#### [Given request]
Word for word, repeat the entries, minus the pictures.

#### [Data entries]

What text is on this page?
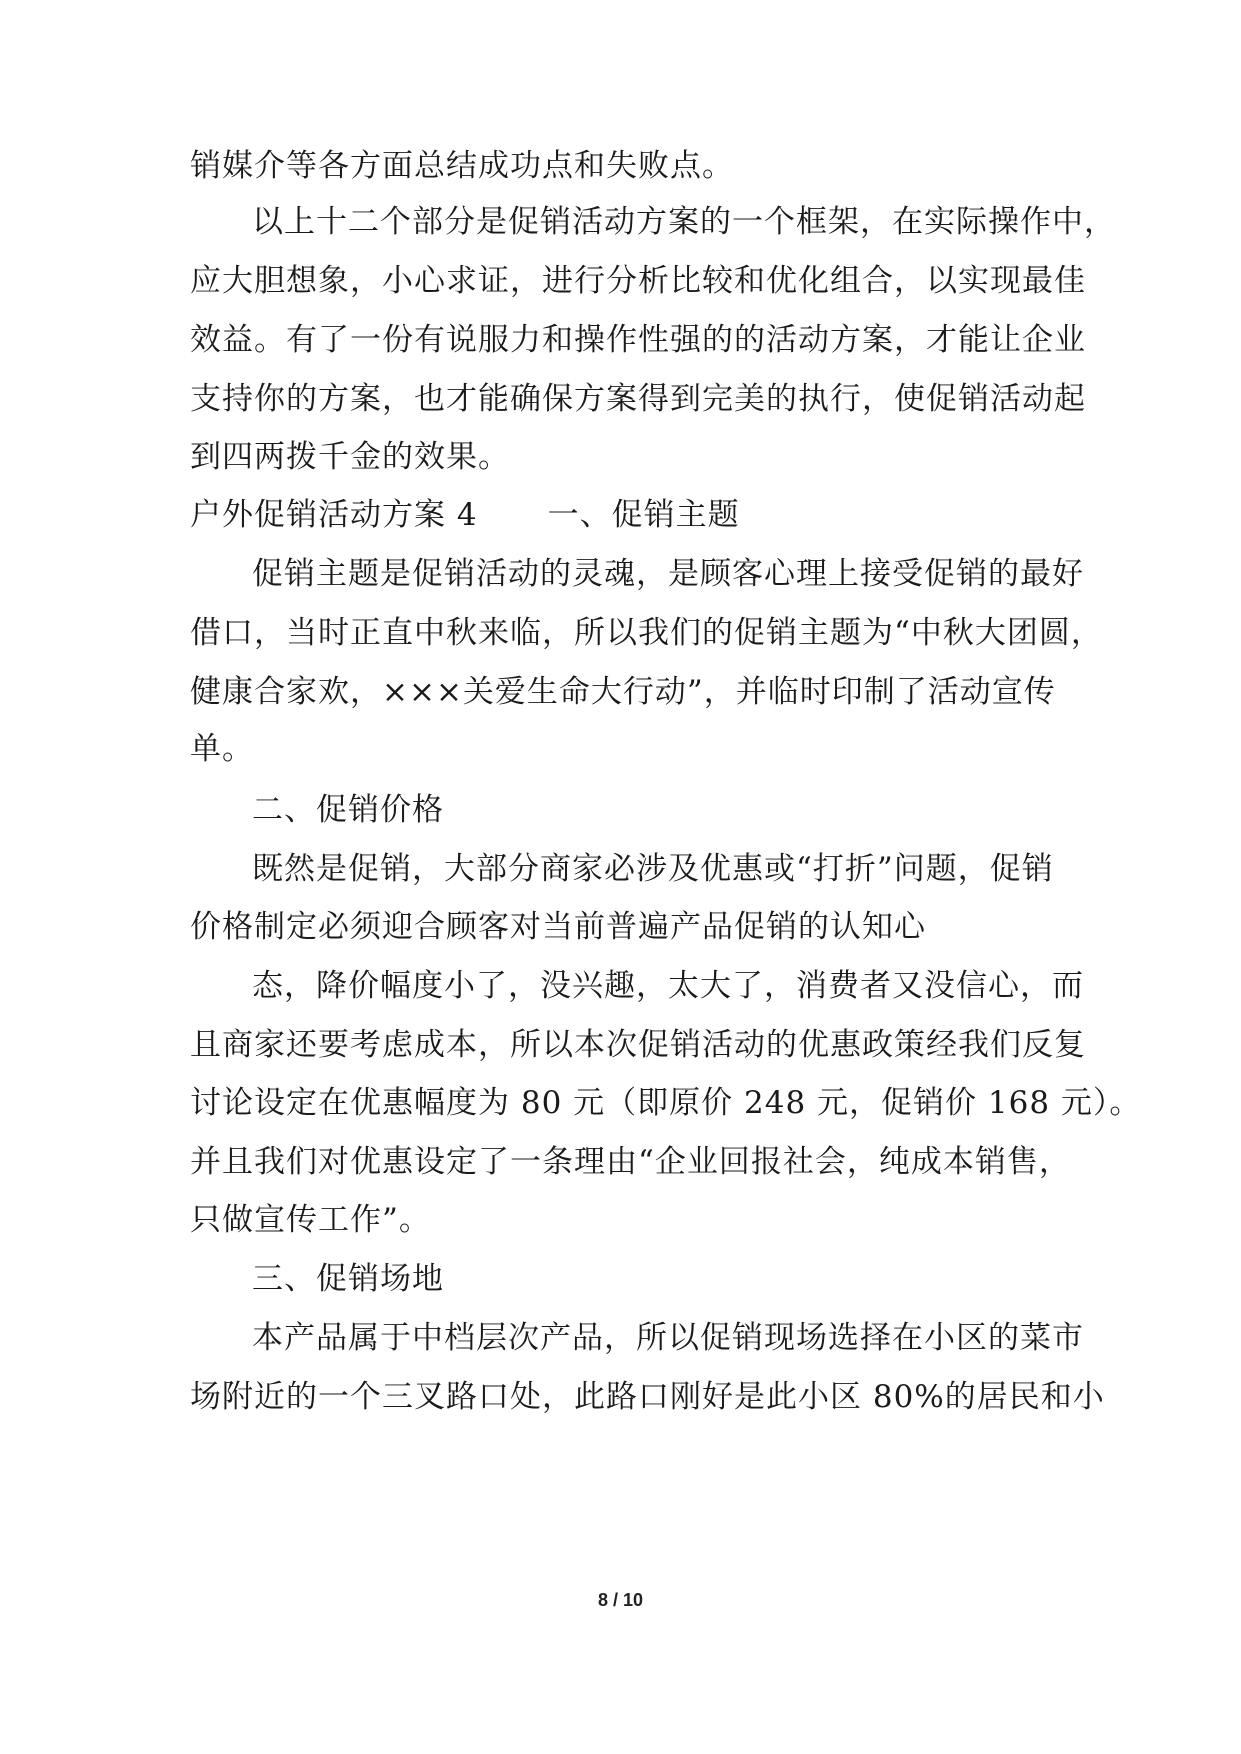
销媒介等各方面总结成功点和失败点。
以上十二个部分是促销活动方案的一个框架，在实际操作中，
应大胆想象，小心求证，进行分析比较和优化组合，以实现最佳
效益。有了一份有说服力和操作性强的的活动方案，才能让企业
支持你的方案，也才能确保方案得到完美的执行，使促销活动起
到四两拨千金的效果。
户外促销活动方案 4 一、促销主题
促销主题是促销活动的灵魂，是顾客心理上接受促销的最好
借口，当时正直中秋来临，所以我们的促销主题为“中秋大团圆，
健康合家欢，×××关爱生命大行动”，并临时印制了活动宣传
单。
二、促销价格
既然是促销，大部分商家必涉及优惠或“打折”问题，促销
价格制定必须迎合顾客对当前普遍产品促销的认知心
态，降价幅度小了，没兴趣，太大了，消费者又没信心，而
且商家还要考虑成本，所以本次促销活动的优惠政策经我们反复
讨论设定在优惠幅度为 80 元（即原价 248 元，促销价 168 元）。
并且我们对优惠设定了一条理由“企业回报社会，纯成本销售，
只做宣传工作”。
三、促销场地
本产品属于中档层次产品，所以促销现场选择在小区的菜市
场附近的一个三叉路口处，此路口刚好是此小区 80%的居民和小
8 / 10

#### [Written answer]
What text is on this page?
销媒介等各方面总结成功点和失败点。
以上十二个部分是促销活动方案的一个框架，在实际操作中，
应大胆想象，小心求证，进行分析比较和优化组合，以实现最佳
效益。有了一份有说服力和操作性强的的活动方案，才能让企业
支持你的方案，也才能确保方案得到完美的执行，使促销活动起
到四两拨千金的效果。
户外促销活动方案 4 一、促销主题
促销主题是促销活动的灵魂，是顾客心理上接受促销的最好
借口，当时正直中秋来临，所以我们的促销主题为“中秋大团圆，
健康合家欢，×××关爱生命大行动”，并临时印制了活动宣传
单。
二、促销价格
既然是促销，大部分商家必涉及优惠或“打折”问题，促销
价格制定必须迎合顾客对当前普遍产品促销的认知心
态，降价幅度小了，没兴趣，太大了，消费者又没信心，而
且商家还要考虑成本，所以本次促销活动的优惠政策经我们反复
讨论设定在优惠幅度为 80 元（即原价 248 元，促销价 168 元）。
并且我们对优惠设定了一条理由“企业回报社会，纯成本销售，
只做宣传工作”。
三、促销场地
本产品属于中档层次产品，所以促销现场选择在小区的菜市
场附近的一个三叉路口处，此路口刚好是此小区 80%的居民和小
8 / 10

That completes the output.